YOUR TASK:
Write out the data word for word and drop any picture you find.
-*-*-
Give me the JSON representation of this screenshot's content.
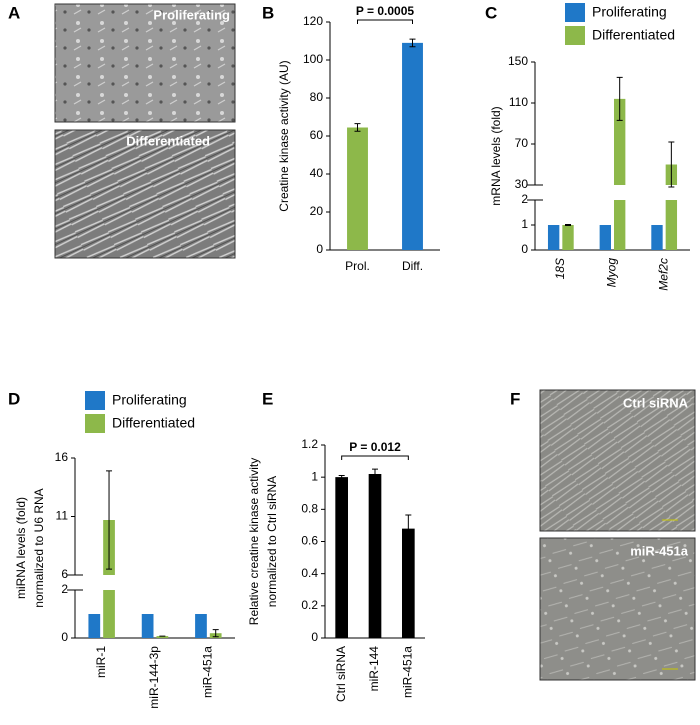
{
  "figure_panels": [
    {
      "letter": "A",
      "labels": [
        "Proliferating",
        "Differentiated"
      ]
    },
    {
      "letter": "F",
      "labels": [
        "Ctrl siRNA",
        "miR-451a"
      ]
    }
  ],
  "chart_data": [
    {
      "type": "bar",
      "panel": "B",
      "ylabel": [
        "Creatine kinase activity (AU)"
      ],
      "categories": [
        "Prol.",
        "Diff."
      ],
      "values": [
        64.5,
        109
      ],
      "errors": [
        2,
        2
      ],
      "colors": [
        "#8db84a",
        "#1f78c8"
      ],
      "ylim": [
        0,
        120
      ],
      "yticks": [
        0,
        20,
        40,
        60,
        80,
        100,
        120
      ],
      "annotation": "P = 0.0005"
    },
    {
      "type": "grouped-bar",
      "panel": "C",
      "ylabel": [
        "mRNA levels (fold)"
      ],
      "categories": [
        "18S",
        "Myog",
        "Mef2c"
      ],
      "italic_categories": true,
      "series": [
        {
          "name": "Proliferating",
          "color": "#1f78c8",
          "values": [
            1,
            1,
            1
          ]
        },
        {
          "name": "Differentiated",
          "color": "#8db84a",
          "values": [
            1,
            114,
            50
          ],
          "errors": [
            0.02,
            21,
            22
          ]
        }
      ],
      "segments": [
        {
          "ylim": [
            0,
            2
          ],
          "yticks": [
            0,
            1,
            2
          ]
        },
        {
          "ylim": [
            30,
            150
          ],
          "yticks": [
            30,
            70,
            110,
            150
          ]
        }
      ]
    },
    {
      "type": "grouped-bar",
      "panel": "D",
      "ylabel": [
        "miRNA levels (fold)",
        "normalized to U6 RNA"
      ],
      "categories": [
        "miR-1",
        "miR-144-3p",
        "miR-451a"
      ],
      "series": [
        {
          "name": "Proliferating",
          "color": "#1f78c8",
          "values": [
            1,
            1,
            1
          ]
        },
        {
          "name": "Differentiated",
          "color": "#8db84a",
          "values": [
            10.7,
            0.08,
            0.2
          ],
          "errors": [
            4.2,
            0,
            0.15
          ]
        }
      ],
      "segments": [
        {
          "ylim": [
            0,
            2
          ],
          "yticks": [
            0,
            2
          ]
        },
        {
          "ylim": [
            6,
            16
          ],
          "yticks": [
            6,
            11,
            16
          ]
        }
      ]
    },
    {
      "type": "bar",
      "panel": "E",
      "ylabel": [
        "Relative creatine kinase activity",
        "normalized to Ctrl siRNA"
      ],
      "categories": [
        "Ctrl siRNA",
        "miR-144",
        "miR-451a"
      ],
      "values": [
        1.0,
        1.02,
        0.68
      ],
      "errors": [
        0.01,
        0.03,
        0.085
      ],
      "color": "#000000",
      "ylim": [
        0,
        1.2
      ],
      "yticks": [
        0,
        0.2,
        0.4,
        0.6,
        0.8,
        1,
        1.2
      ],
      "annotation": "P = 0.012"
    }
  ]
}
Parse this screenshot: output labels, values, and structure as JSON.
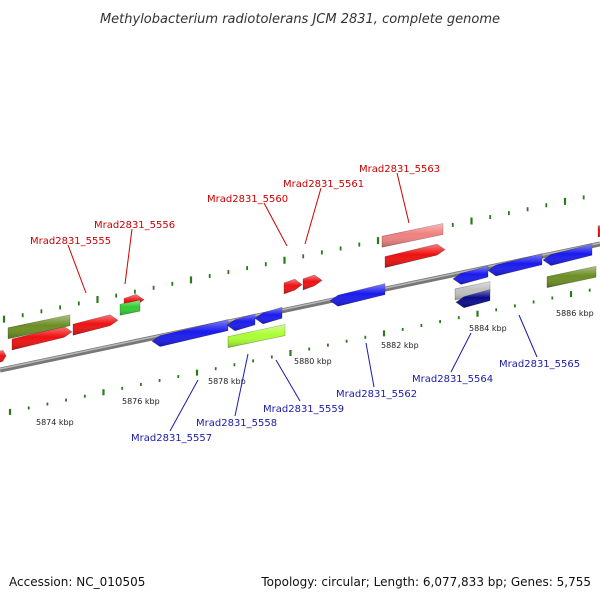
{
  "title": "Methylobacterium radiotolerans JCM 2831, complete genome",
  "footer": {
    "accession": "Accession: NC_010505",
    "summary": "Topology: circular; Length: 6,077,833 bp; Genes: 5,755"
  },
  "colors": {
    "backbone": "#888888",
    "tick": "#2a7a1a",
    "forward_label": "#cc0000",
    "reverse_label": "#1a1aaa",
    "red": "#ee1111",
    "pink": "#f08080",
    "blue": "#1a1aee",
    "navy": "#0a0a8a",
    "olive": "#6b8e23",
    "green": "#33cc33",
    "lime": "#aaff33",
    "gray": "#c0c0c0"
  },
  "scale_labels": [
    "5874 kbp",
    "5876 kbp",
    "5878 kbp",
    "5880 kbp",
    "5882 kbp",
    "5884 kbp",
    "5886 kbp"
  ],
  "forward_labels": [
    "Mrad2831_5555",
    "Mrad2831_5556",
    "Mrad2831_5560",
    "Mrad2831_5561",
    "Mrad2831_5563"
  ],
  "reverse_labels": [
    "Mrad2831_5557",
    "Mrad2831_5558",
    "Mrad2831_5559",
    "Mrad2831_5562",
    "Mrad2831_5564",
    "Mrad2831_5565"
  ]
}
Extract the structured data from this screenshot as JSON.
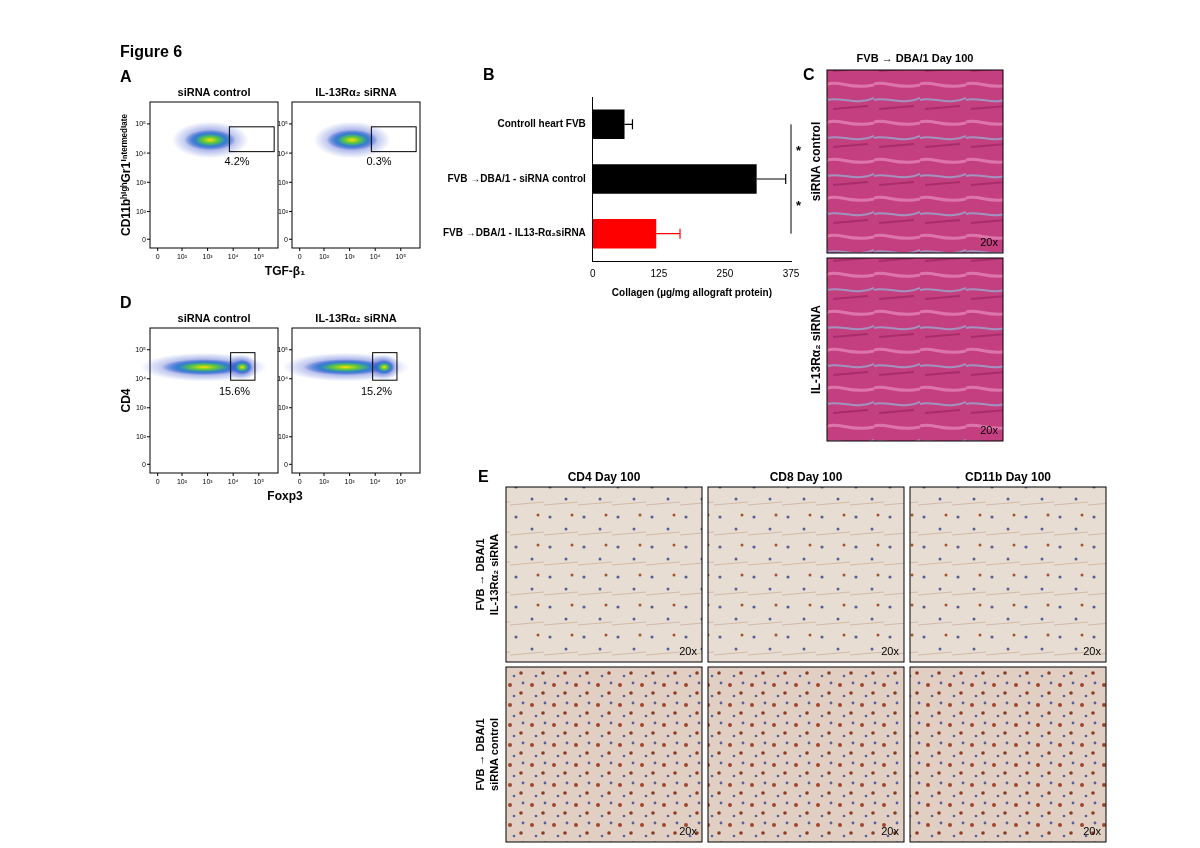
-*-*-
TASK OUTPUT:
Give me the JSON representation of this screenshot's content.
{
  "figure_panels": [
    {
      "letter": "A",
      "labels": [
        "Proliferating",
        "Differentiated"
      ]
    },
    {
      "letter": "F",
      "labels": [
        "Ctrl siRNA",
        "miR-451a"
      ]
    }
  ],
  "chart_data": [
    {
      "type": "bar",
      "panel": "B",
      "ylabel": [
        "Creatine kinase activity (AU)"
      ],
      "categories": [
        "Prol.",
        "Diff."
      ],
      "values": [
        64.5,
        109
      ],
      "errors": [
        2,
        2
      ],
      "colors": [
        "#8db84a",
        "#1f78c8"
      ],
      "ylim": [
        0,
        120
      ],
      "yticks": [
        0,
        20,
        40,
        60,
        80,
        100,
        120
      ],
      "annotation": "P = 0.0005"
    },
    {
      "type": "grouped-bar",
      "panel": "C",
      "ylabel": [
        "mRNA levels (fold)"
      ],
      "categories": [
        "18S",
        "Myog",
        "Mef2c"
      ],
      "italic_categories": true,
      "series": [
        {
          "name": "Proliferating",
          "color": "#1f78c8",
          "values": [
            1,
            1,
            1
          ]
        },
        {
          "name": "Differentiated",
          "color": "#8db84a",
          "values": [
            1,
            114,
            50
          ],
          "errors": [
            0.02,
            21,
            22
          ]
        }
      ],
      "segments": [
        {
          "ylim": [
            0,
            2
          ],
          "yticks": [
            0,
            1,
            2
          ]
        },
        {
          "ylim": [
            30,
            150
          ],
          "yticks": [
            30,
            70,
            110,
            150
          ]
        }
      ]
    },
    {
      "type": "grouped-bar",
      "panel": "D",
      "ylabel": [
        "miRNA levels (fold)",
        "normalized to U6 RNA"
      ],
      "categories": [
        "miR-1",
        "miR-144-3p",
        "miR-451a"
      ],
      "series": [
        {
          "name": "Proliferating",
          "color": "#1f78c8",
          "values": [
            1,
            1,
            1
          ]
        },
        {
          "name": "Differentiated",
          "color": "#8db84a",
          "values": [
            10.7,
            0.08,
            0.2
          ],
          "errors": [
            4.2,
            0,
            0.15
          ]
        }
      ],
      "segments": [
        {
          "ylim": [
            0,
            2
          ],
          "yticks": [
            0,
            2
          ]
        },
        {
          "ylim": [
            6,
            16
          ],
          "yticks": [
            6,
            11,
            16
          ]
        }
      ]
    },
    {
      "type": "bar",
      "panel": "E",
      "ylabel": [
        "Relative creatine kinase activity",
        "normalized to Ctrl siRNA"
      ],
      "categories": [
        "Ctrl siRNA",
        "miR-144",
        "miR-451a"
      ],
      "values": [
        1.0,
        1.02,
        0.68
      ],
      "errors": [
        0.01,
        0.03,
        0.085
      ],
      "color": "#000000",
      "ylim": [
        0,
        1.2
      ],
      "yticks": [
        0,
        0.2,
        0.4,
        0.6,
        0.8,
        1,
        1.2
      ],
      "annotation": "P = 0.012"
    }
  ]
}
Parse this screenshot: output labels, values, and structure as JSON.
{
  "title": "Methylobacterium radiotolerans JCM 2831, complete genome",
  "footer": {
    "accession": "Accession: NC_010505",
    "summary": "Topology: circular; Length: 6,077,833 bp; Genes: 5,755"
  },
  "colors": {
    "backbone": "#888888",
    "tick": "#2a7a1a",
    "forward_label": "#cc0000",
    "reverse_label": "#1a1aaa",
    "red": "#ee1111",
    "pink": "#f08080",
    "blue": "#1a1aee",
    "navy": "#0a0a8a",
    "olive": "#6b8e23",
    "green": "#33cc33",
    "lime": "#aaff33",
    "gray": "#c0c0c0"
  },
  "scale_labels": [
    "5874 kbp",
    "5876 kbp",
    "5878 kbp",
    "5880 kbp",
    "5882 kbp",
    "5884 kbp",
    "5886 kbp"
  ],
  "forward_labels": [
    "Mrad2831_5555",
    "Mrad2831_5556",
    "Mrad2831_5560",
    "Mrad2831_5561",
    "Mrad2831_5563"
  ],
  "reverse_labels": [
    "Mrad2831_5557",
    "Mrad2831_5558",
    "Mrad2831_5559",
    "Mrad2831_5562",
    "Mrad2831_5564",
    "Mrad2831_5565"
  ]
}
Extract the structured data from this screenshot as JSON.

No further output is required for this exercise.